* Task material *

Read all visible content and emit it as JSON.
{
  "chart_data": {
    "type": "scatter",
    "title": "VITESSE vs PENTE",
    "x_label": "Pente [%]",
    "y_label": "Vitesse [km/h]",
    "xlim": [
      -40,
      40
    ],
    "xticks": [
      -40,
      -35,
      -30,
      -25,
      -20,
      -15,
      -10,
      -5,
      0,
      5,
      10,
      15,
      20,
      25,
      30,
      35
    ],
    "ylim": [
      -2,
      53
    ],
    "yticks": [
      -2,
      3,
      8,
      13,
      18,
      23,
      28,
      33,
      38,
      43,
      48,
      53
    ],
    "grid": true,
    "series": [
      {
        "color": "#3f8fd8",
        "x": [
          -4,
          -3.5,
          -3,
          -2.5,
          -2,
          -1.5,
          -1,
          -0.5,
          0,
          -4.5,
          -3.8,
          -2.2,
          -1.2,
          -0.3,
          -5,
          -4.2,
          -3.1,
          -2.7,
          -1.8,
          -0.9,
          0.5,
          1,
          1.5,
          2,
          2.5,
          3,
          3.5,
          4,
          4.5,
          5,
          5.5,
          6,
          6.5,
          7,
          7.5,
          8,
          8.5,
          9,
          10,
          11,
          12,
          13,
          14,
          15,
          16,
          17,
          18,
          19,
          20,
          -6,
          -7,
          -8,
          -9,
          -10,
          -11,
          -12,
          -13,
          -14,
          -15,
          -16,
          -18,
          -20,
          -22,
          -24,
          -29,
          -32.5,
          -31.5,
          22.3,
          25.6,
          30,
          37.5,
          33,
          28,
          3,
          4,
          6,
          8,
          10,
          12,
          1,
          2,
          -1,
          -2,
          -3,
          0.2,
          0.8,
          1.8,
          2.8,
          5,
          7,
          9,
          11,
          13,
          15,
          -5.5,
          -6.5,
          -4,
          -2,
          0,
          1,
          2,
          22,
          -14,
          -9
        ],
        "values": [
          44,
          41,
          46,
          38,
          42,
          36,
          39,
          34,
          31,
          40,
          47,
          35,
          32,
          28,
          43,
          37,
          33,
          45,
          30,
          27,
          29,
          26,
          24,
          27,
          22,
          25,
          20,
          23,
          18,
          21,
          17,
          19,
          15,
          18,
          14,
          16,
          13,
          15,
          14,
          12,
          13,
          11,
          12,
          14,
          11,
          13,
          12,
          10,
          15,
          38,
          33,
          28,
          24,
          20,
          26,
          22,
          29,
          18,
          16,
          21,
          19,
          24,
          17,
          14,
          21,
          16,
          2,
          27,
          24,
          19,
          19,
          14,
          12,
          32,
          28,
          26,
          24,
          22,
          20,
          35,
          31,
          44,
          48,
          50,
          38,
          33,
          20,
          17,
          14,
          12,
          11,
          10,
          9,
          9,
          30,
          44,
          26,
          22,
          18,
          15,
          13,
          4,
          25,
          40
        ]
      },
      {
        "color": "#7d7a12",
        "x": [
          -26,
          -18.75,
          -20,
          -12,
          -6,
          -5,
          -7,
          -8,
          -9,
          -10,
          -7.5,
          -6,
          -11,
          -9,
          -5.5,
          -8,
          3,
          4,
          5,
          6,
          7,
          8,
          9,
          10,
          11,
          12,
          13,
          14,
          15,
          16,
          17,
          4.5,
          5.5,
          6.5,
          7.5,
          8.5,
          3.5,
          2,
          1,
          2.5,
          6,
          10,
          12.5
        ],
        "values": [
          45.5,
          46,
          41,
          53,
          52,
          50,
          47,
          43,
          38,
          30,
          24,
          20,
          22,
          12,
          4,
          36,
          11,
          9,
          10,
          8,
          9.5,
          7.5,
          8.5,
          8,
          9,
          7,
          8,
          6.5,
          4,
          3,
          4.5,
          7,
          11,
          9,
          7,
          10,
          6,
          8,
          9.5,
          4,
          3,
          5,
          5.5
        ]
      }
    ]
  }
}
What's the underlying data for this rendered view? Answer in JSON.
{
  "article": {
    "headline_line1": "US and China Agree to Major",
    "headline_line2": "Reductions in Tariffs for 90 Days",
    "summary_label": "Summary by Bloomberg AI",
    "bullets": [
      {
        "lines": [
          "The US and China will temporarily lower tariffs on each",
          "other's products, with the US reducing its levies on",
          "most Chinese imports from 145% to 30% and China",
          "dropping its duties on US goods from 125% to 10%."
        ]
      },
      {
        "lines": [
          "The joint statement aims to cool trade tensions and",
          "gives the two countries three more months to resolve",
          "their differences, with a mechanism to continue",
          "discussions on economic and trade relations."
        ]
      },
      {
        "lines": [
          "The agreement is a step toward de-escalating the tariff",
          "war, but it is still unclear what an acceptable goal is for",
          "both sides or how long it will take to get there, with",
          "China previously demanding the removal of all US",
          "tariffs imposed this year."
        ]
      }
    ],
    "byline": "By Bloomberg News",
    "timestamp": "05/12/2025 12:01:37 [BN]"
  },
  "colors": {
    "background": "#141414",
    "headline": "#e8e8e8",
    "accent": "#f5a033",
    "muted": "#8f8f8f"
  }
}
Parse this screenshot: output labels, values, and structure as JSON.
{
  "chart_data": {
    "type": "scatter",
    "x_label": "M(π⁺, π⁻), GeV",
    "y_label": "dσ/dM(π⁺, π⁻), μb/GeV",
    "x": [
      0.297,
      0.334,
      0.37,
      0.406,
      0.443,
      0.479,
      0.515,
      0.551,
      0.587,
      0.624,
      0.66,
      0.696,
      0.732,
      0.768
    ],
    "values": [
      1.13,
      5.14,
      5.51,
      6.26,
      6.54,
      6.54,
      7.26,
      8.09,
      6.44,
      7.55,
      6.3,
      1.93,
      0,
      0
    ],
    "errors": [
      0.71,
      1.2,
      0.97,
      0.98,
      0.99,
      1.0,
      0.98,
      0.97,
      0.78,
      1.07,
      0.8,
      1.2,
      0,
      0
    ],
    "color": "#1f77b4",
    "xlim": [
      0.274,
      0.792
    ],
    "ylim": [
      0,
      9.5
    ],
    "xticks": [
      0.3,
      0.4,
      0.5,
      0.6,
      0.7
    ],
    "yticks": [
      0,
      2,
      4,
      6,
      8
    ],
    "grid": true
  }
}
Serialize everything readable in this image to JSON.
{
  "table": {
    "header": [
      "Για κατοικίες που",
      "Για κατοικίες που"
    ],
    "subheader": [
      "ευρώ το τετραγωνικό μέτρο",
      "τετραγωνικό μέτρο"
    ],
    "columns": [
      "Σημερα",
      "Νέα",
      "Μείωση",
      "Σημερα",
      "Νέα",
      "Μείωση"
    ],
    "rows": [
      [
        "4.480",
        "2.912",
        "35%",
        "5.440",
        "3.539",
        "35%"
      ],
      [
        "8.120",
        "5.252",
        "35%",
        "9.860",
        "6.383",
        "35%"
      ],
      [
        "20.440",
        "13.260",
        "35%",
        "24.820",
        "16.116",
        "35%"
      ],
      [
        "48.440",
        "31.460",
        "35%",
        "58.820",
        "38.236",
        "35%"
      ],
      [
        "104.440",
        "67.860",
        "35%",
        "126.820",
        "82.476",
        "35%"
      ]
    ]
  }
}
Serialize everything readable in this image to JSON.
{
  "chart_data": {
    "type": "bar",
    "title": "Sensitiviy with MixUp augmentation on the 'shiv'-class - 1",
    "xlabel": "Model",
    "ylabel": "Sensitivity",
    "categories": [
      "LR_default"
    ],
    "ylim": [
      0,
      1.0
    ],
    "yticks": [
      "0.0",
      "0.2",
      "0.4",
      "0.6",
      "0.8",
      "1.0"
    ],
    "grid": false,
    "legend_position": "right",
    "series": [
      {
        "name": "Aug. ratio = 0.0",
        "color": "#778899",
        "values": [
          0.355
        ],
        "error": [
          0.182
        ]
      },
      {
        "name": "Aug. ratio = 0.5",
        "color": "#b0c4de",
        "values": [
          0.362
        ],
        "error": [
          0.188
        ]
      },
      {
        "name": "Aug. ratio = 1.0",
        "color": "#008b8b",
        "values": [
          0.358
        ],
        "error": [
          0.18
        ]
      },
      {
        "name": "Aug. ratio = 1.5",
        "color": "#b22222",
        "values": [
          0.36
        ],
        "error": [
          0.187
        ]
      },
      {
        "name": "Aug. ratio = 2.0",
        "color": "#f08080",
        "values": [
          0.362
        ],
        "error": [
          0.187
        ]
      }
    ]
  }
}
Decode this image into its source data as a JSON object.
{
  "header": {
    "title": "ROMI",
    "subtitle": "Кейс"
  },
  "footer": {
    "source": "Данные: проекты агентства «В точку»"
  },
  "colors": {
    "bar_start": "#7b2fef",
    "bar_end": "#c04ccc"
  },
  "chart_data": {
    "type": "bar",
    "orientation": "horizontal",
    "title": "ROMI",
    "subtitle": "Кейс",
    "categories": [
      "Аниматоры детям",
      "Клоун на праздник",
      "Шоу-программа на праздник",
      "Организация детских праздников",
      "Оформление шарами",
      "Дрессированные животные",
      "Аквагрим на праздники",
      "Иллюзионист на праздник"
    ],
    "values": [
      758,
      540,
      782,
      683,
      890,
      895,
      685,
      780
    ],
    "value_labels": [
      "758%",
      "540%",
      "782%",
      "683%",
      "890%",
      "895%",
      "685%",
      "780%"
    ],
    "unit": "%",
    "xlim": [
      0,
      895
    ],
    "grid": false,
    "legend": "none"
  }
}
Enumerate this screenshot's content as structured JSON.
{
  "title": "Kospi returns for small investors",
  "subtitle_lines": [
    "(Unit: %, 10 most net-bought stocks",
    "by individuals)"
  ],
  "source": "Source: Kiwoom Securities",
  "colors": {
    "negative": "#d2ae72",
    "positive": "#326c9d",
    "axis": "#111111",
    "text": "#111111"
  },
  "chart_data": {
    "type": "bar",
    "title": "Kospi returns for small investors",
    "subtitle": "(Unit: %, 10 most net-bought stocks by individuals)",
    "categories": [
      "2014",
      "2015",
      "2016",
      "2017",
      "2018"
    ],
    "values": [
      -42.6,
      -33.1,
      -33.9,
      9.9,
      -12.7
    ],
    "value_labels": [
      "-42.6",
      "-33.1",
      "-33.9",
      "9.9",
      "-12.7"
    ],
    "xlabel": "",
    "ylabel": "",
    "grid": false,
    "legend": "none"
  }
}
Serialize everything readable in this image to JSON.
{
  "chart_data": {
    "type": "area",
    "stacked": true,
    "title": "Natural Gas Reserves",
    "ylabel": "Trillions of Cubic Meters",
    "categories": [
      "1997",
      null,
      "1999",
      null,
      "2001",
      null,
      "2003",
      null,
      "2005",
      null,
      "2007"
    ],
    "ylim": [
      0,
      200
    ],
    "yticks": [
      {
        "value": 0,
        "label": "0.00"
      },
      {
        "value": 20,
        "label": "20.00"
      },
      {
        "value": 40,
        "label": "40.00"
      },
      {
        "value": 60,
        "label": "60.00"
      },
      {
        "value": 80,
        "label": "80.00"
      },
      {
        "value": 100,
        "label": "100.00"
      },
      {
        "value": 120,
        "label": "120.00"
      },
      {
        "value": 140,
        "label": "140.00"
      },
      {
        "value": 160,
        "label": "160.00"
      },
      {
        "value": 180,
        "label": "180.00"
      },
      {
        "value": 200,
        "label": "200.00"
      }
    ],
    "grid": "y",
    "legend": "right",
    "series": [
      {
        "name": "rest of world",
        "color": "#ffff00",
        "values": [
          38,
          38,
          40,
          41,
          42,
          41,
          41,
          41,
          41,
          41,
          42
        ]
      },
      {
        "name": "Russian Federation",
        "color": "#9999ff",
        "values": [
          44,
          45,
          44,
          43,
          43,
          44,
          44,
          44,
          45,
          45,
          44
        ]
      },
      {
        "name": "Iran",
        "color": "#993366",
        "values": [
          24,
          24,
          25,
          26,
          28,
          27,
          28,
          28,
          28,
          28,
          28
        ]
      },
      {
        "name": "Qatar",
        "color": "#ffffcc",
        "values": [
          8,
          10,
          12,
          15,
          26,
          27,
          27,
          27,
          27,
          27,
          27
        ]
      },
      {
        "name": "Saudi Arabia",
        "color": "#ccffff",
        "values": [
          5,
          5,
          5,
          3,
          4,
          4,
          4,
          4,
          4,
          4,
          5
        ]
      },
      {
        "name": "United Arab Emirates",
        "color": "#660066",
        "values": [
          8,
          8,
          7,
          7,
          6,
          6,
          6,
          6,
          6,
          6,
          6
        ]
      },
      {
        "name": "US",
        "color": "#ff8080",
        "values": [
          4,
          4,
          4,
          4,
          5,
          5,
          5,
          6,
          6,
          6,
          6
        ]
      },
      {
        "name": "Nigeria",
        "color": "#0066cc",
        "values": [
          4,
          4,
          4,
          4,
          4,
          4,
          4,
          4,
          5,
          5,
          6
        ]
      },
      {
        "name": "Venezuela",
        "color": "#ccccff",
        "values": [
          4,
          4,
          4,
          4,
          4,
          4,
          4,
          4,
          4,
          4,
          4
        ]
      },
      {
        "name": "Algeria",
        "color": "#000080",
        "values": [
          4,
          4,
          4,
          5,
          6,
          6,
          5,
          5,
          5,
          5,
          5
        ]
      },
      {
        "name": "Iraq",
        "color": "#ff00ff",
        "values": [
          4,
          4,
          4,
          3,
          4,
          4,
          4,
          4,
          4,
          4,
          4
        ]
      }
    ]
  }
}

* Task objective *
Gather up every line from the listing above in which the word "most" occurs.

* Finished task *
          "most Chinese imports from 145% to 30% and China",
    "(Unit: %, 10 most net-bought stocks",
    "subtitle": "(Unit: %, 10 most net-bought stocks by individuals)",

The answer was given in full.